■ Dataset excerpt:
****************************************

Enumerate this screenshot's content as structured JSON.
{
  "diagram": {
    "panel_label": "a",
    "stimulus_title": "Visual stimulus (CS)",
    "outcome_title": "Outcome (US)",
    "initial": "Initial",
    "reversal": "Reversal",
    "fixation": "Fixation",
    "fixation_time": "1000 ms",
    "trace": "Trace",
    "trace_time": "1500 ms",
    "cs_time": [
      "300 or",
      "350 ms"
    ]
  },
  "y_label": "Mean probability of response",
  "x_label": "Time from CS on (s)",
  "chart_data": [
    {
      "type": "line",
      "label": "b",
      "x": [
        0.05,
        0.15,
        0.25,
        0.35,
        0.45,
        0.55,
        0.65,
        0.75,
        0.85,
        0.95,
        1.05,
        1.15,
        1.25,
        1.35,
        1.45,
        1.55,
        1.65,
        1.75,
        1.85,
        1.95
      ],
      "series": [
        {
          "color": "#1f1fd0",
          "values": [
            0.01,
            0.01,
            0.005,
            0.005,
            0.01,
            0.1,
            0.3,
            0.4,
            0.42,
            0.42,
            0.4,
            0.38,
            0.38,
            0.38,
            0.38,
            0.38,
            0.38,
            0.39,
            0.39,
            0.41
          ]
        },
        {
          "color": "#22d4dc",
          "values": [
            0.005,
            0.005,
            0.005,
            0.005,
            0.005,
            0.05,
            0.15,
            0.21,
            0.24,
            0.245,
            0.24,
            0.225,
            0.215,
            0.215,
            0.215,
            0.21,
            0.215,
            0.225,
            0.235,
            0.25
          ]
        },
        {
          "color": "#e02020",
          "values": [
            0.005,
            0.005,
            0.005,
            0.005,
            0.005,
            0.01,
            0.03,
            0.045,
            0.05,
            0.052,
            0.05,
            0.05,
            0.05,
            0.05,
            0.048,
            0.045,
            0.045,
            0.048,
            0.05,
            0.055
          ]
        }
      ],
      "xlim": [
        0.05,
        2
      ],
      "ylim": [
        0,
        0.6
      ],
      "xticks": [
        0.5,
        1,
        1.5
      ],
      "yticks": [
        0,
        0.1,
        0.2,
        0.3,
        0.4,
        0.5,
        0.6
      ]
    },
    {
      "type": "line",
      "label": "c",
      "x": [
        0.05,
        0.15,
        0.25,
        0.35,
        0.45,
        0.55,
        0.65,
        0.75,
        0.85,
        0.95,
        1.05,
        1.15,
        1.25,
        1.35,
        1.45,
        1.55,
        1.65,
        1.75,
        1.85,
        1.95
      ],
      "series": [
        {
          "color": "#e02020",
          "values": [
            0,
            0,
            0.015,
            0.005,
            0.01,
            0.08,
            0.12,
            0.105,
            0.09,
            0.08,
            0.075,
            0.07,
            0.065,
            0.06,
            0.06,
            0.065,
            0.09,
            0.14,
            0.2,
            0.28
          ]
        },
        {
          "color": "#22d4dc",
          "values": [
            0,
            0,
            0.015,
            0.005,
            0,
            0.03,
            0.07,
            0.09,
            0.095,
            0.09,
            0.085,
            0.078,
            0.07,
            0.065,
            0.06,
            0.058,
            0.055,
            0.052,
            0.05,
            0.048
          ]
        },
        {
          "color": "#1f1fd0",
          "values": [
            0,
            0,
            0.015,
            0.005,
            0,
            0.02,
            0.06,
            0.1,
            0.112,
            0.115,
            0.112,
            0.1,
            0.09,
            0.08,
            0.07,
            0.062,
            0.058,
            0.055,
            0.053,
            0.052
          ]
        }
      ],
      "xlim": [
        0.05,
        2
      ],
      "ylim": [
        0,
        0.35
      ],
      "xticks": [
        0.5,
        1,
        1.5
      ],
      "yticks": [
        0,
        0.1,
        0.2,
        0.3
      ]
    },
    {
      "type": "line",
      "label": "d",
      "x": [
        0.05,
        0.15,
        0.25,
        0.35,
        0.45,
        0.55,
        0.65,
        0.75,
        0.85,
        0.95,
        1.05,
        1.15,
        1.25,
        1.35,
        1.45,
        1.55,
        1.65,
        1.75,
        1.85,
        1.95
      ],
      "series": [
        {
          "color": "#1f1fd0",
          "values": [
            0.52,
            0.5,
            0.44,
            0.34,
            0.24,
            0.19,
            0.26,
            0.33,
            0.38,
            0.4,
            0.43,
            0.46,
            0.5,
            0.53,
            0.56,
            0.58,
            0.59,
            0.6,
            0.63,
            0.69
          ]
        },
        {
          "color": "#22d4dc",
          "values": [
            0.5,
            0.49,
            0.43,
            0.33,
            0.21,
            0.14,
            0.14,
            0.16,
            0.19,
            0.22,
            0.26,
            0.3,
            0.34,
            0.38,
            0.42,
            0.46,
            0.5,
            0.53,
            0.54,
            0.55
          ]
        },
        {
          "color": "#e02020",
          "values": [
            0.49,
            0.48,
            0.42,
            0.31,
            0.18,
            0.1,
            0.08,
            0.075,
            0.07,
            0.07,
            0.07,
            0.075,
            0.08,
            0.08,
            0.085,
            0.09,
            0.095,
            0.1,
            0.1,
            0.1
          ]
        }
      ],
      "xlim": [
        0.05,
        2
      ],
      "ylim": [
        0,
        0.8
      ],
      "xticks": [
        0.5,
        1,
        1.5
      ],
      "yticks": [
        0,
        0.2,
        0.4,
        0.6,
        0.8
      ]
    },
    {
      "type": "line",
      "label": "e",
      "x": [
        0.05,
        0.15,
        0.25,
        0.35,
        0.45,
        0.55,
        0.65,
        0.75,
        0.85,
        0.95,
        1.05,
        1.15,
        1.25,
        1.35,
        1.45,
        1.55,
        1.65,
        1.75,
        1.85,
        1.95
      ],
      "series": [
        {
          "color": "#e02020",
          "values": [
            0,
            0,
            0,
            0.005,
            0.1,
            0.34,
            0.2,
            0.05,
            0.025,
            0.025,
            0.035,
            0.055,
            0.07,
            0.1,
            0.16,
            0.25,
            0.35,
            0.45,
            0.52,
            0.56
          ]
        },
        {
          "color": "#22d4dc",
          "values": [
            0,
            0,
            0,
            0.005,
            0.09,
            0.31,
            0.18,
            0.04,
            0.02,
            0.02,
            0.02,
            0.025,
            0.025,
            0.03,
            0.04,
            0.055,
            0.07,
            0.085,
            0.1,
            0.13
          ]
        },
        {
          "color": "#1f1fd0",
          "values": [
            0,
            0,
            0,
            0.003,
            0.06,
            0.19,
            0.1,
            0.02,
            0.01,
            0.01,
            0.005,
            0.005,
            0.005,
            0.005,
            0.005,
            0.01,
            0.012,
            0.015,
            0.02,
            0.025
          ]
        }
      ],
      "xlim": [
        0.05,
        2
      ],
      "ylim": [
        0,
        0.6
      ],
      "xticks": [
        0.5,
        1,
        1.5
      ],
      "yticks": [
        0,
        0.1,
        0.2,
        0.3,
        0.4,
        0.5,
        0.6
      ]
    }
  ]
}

****************************************

■ Problem to work on:
Extract the whole listing, character for character.

■ Solution:
Enumerate this screenshot's content as structured JSON.
{
  "diagram": {
    "panel_label": "a",
    "stimulus_title": "Visual stimulus (CS)",
    "outcome_title": "Outcome (US)",
    "initial": "Initial",
    "reversal": "Reversal",
    "fixation": "Fixation",
    "fixation_time": "1000 ms",
    "trace": "Trace",
    "trace_time": "1500 ms",
    "cs_time": [
      "300 or",
      "350 ms"
    ]
  },
  "y_label": "Mean probability of response",
  "x_label": "Time from CS on (s)",
  "chart_data": [
    {
      "type": "line",
      "label": "b",
      "x": [
        0.05,
        0.15,
        0.25,
        0.35,
        0.45,
        0.55,
        0.65,
        0.75,
        0.85,
        0.95,
        1.05,
        1.15,
        1.25,
        1.35,
        1.45,
        1.55,
        1.65,
        1.75,
        1.85,
        1.95
      ],
      "series": [
        {
          "color": "#1f1fd0",
          "values": [
            0.01,
            0.01,
            0.005,
            0.005,
            0.01,
            0.1,
            0.3,
            0.4,
            0.42,
            0.42,
            0.4,
            0.38,
            0.38,
            0.38,
            0.38,
            0.38,
            0.38,
            0.39,
            0.39,
            0.41
          ]
        },
        {
          "color": "#22d4dc",
          "values": [
            0.005,
            0.005,
            0.005,
            0.005,
            0.005,
            0.05,
            0.15,
            0.21,
            0.24,
            0.245,
            0.24,
            0.225,
            0.215,
            0.215,
            0.215,
            0.21,
            0.215,
            0.225,
            0.235,
            0.25
          ]
        },
        {
          "color": "#e02020",
          "values": [
            0.005,
            0.005,
            0.005,
            0.005,
            0.005,
            0.01,
            0.03,
            0.045,
            0.05,
            0.052,
            0.05,
            0.05,
            0.05,
            0.05,
            0.048,
            0.045,
            0.045,
            0.048,
            0.05,
            0.055
          ]
        }
      ],
      "xlim": [
        0.05,
        2
      ],
      "ylim": [
        0,
        0.6
      ],
      "xticks": [
        0.5,
        1,
        1.5
      ],
      "yticks": [
        0,
        0.1,
        0.2,
        0.3,
        0.4,
        0.5,
        0.6
      ]
    },
    {
      "type": "line",
      "label": "c",
      "x": [
        0.05,
        0.15,
        0.25,
        0.35,
        0.45,
        0.55,
        0.65,
        0.75,
        0.85,
        0.95,
        1.05,
        1.15,
        1.25,
        1.35,
        1.45,
        1.55,
        1.65,
        1.75,
        1.85,
        1.95
      ],
      "series": [
        {
          "color": "#e02020",
          "values": [
            0,
            0,
            0.015,
            0.005,
            0.01,
            0.08,
            0.12,
            0.105,
            0.09,
            0.08,
            0.075,
            0.07,
            0.065,
            0.06,
            0.06,
            0.065,
            0.09,
            0.14,
            0.2,
            0.28
          ]
        },
        {
          "color": "#22d4dc",
          "values": [
            0,
            0,
            0.015,
            0.005,
            0,
            0.03,
            0.07,
            0.09,
            0.095,
            0.09,
            0.085,
            0.078,
            0.07,
            0.065,
            0.06,
            0.058,
            0.055,
            0.052,
            0.05,
            0.048
          ]
        },
        {
          "color": "#1f1fd0",
          "values": [
            0,
            0,
            0.015,
            0.005,
            0,
            0.02,
            0.06,
            0.1,
            0.112,
            0.115,
            0.112,
            0.1,
            0.09,
            0.08,
            0.07,
            0.062,
            0.058,
            0.055,
            0.053,
            0.052
          ]
        }
      ],
      "xlim": [
        0.05,
        2
      ],
      "ylim": [
        0,
        0.35
      ],
      "xticks": [
        0.5,
        1,
        1.5
      ],
      "yticks": [
        0,
        0.1,
        0.2,
        0.3
      ]
    },
    {
      "type": "line",
      "label": "d",
      "x": [
        0.05,
        0.15,
        0.25,
        0.35,
        0.45,
        0.55,
        0.65,
        0.75,
        0.85,
        0.95,
        1.05,
        1.15,
        1.25,
        1.35,
        1.45,
        1.55,
        1.65,
        1.75,
        1.85,
        1.95
      ],
      "series": [
        {
          "color": "#1f1fd0",
          "values": [
            0.52,
            0.5,
            0.44,
            0.34,
            0.24,
            0.19,
            0.26,
            0.33,
            0.38,
            0.4,
            0.43,
            0.46,
            0.5,
            0.53,
            0.56,
            0.58,
            0.59,
            0.6,
            0.63,
            0.69
          ]
        },
        {
          "color": "#22d4dc",
          "values": [
            0.5,
            0.49,
            0.43,
            0.33,
            0.21,
            0.14,
            0.14,
            0.16,
            0.19,
            0.22,
            0.26,
            0.3,
            0.34,
            0.38,
            0.42,
            0.46,
            0.5,
            0.53,
            0.54,
            0.55
          ]
        },
        {
          "color": "#e02020",
          "values": [
            0.49,
            0.48,
            0.42,
            0.31,
            0.18,
            0.1,
            0.08,
            0.075,
            0.07,
            0.07,
            0.07,
            0.075,
            0.08,
            0.08,
            0.085,
            0.09,
            0.095,
            0.1,
            0.1,
            0.1
          ]
        }
      ],
      "xlim": [
        0.05,
        2
      ],
      "ylim": [
        0,
        0.8
      ],
      "xticks": [
        0.5,
        1,
        1.5
      ],
      "yticks": [
        0,
        0.2,
        0.4,
        0.6,
        0.8
      ]
    },
    {
      "type": "line",
      "label": "e",
      "x": [
        0.05,
        0.15,
        0.25,
        0.35,
        0.45,
        0.55,
        0.65,
        0.75,
        0.85,
        0.95,
        1.05,
        1.15,
        1.25,
        1.35,
        1.45,
        1.55,
        1.65,
        1.75,
        1.85,
        1.95
      ],
      "series": [
        {
          "color": "#e02020",
          "values": [
            0,
            0,
            0,
            0.005,
            0.1,
            0.34,
            0.2,
            0.05,
            0.025,
            0.025,
            0.035,
            0.055,
            0.07,
            0.1,
            0.16,
            0.25,
            0.35,
            0.45,
            0.52,
            0.56
          ]
        },
        {
          "color": "#22d4dc",
          "values": [
            0,
            0,
            0,
            0.005,
            0.09,
            0.31,
            0.18,
            0.04,
            0.02,
            0.02,
            0.02,
            0.025,
            0.025,
            0.03,
            0.04,
            0.055,
            0.07,
            0.085,
            0.1,
            0.13
          ]
        },
        {
          "color": "#1f1fd0",
          "values": [
            0,
            0,
            0,
            0.003,
            0.06,
            0.19,
            0.1,
            0.02,
            0.01,
            0.01,
            0.005,
            0.005,
            0.005,
            0.005,
            0.005,
            0.01,
            0.012,
            0.015,
            0.02,
            0.025
          ]
        }
      ],
      "xlim": [
        0.05,
        2
      ],
      "ylim": [
        0,
        0.6
      ],
      "xticks": [
        0.5,
        1,
        1.5
      ],
      "yticks": [
        0,
        0.1,
        0.2,
        0.3,
        0.4,
        0.5,
        0.6
      ]
    }
  ]
}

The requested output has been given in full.